— GOAL —
Copy out all the entries exactly.
* * *
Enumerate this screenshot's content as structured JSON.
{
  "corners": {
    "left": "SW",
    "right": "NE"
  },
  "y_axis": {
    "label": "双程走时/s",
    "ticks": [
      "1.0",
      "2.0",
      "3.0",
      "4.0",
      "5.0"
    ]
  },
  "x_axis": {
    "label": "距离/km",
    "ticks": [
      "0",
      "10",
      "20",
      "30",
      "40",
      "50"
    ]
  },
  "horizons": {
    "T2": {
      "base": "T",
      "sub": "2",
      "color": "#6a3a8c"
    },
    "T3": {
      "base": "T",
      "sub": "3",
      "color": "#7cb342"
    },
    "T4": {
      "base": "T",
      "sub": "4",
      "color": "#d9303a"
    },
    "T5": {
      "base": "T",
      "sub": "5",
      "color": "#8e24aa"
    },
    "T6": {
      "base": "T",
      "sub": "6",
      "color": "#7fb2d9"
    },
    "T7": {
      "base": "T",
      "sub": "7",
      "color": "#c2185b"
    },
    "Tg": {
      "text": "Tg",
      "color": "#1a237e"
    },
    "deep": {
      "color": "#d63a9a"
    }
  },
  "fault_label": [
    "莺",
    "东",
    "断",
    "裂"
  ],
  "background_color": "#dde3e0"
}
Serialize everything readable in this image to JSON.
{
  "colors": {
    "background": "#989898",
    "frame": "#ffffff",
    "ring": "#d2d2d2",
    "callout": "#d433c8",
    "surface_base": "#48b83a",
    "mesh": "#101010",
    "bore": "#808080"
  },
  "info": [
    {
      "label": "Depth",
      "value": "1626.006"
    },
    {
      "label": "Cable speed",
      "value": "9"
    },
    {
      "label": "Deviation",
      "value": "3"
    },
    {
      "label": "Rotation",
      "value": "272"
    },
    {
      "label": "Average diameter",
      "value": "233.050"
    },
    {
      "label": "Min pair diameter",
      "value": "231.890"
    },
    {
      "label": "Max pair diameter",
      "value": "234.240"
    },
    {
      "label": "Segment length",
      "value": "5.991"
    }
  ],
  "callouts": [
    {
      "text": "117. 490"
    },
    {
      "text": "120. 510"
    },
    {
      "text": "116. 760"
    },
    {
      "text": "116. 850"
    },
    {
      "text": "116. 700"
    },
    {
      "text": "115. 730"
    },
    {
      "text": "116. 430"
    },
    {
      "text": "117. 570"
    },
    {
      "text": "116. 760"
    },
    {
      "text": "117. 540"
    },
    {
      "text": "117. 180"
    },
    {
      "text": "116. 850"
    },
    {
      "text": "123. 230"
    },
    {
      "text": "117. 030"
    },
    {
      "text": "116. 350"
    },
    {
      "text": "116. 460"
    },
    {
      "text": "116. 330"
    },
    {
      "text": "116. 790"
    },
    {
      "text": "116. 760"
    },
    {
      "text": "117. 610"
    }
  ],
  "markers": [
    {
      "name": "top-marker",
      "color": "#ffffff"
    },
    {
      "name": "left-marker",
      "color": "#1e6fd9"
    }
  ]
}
* * *
— EXERCISE RESULT —
Enumerate this screenshot's content as structured JSON.
{
  "corners": {
    "left": "SW",
    "right": "NE"
  },
  "y_axis": {
    "label": "双程走时/s",
    "ticks": [
      "1.0",
      "2.0",
      "3.0",
      "4.0",
      "5.0"
    ]
  },
  "x_axis": {
    "label": "距离/km",
    "ticks": [
      "0",
      "10",
      "20",
      "30",
      "40",
      "50"
    ]
  },
  "horizons": {
    "T2": {
      "base": "T",
      "sub": "2",
      "color": "#6a3a8c"
    },
    "T3": {
      "base": "T",
      "sub": "3",
      "color": "#7cb342"
    },
    "T4": {
      "base": "T",
      "sub": "4",
      "color": "#d9303a"
    },
    "T5": {
      "base": "T",
      "sub": "5",
      "color": "#8e24aa"
    },
    "T6": {
      "base": "T",
      "sub": "6",
      "color": "#7fb2d9"
    },
    "T7": {
      "base": "T",
      "sub": "7",
      "color": "#c2185b"
    },
    "Tg": {
      "text": "Tg",
      "color": "#1a237e"
    },
    "deep": {
      "color": "#d63a9a"
    }
  },
  "fault_label": [
    "莺",
    "东",
    "断",
    "裂"
  ],
  "background_color": "#dde3e0"
}
Serialize everything readable in this image to JSON.
{
  "colors": {
    "background": "#989898",
    "frame": "#ffffff",
    "ring": "#d2d2d2",
    "callout": "#d433c8",
    "surface_base": "#48b83a",
    "mesh": "#101010",
    "bore": "#808080"
  },
  "info": [
    {
      "label": "Depth",
      "value": "1626.006"
    },
    {
      "label": "Cable speed",
      "value": "9"
    },
    {
      "label": "Deviation",
      "value": "3"
    },
    {
      "label": "Rotation",
      "value": "272"
    },
    {
      "label": "Average diameter",
      "value": "233.050"
    },
    {
      "label": "Min pair diameter",
      "value": "231.890"
    },
    {
      "label": "Max pair diameter",
      "value": "234.240"
    },
    {
      "label": "Segment length",
      "value": "5.991"
    }
  ],
  "callouts": [
    {
      "text": "117. 490"
    },
    {
      "text": "120. 510"
    },
    {
      "text": "116. 760"
    },
    {
      "text": "116. 850"
    },
    {
      "text": "116. 700"
    },
    {
      "text": "115. 730"
    },
    {
      "text": "116. 430"
    },
    {
      "text": "117. 570"
    },
    {
      "text": "116. 760"
    },
    {
      "text": "117. 540"
    },
    {
      "text": "117. 180"
    },
    {
      "text": "116. 850"
    },
    {
      "text": "123. 230"
    },
    {
      "text": "117. 030"
    },
    {
      "text": "116. 350"
    },
    {
      "text": "116. 460"
    },
    {
      "text": "116. 330"
    },
    {
      "text": "116. 790"
    },
    {
      "text": "116. 760"
    },
    {
      "text": "117. 610"
    }
  ],
  "markers": [
    {
      "name": "top-marker",
      "color": "#ffffff"
    },
    {
      "name": "left-marker",
      "color": "#1e6fd9"
    }
  ]
}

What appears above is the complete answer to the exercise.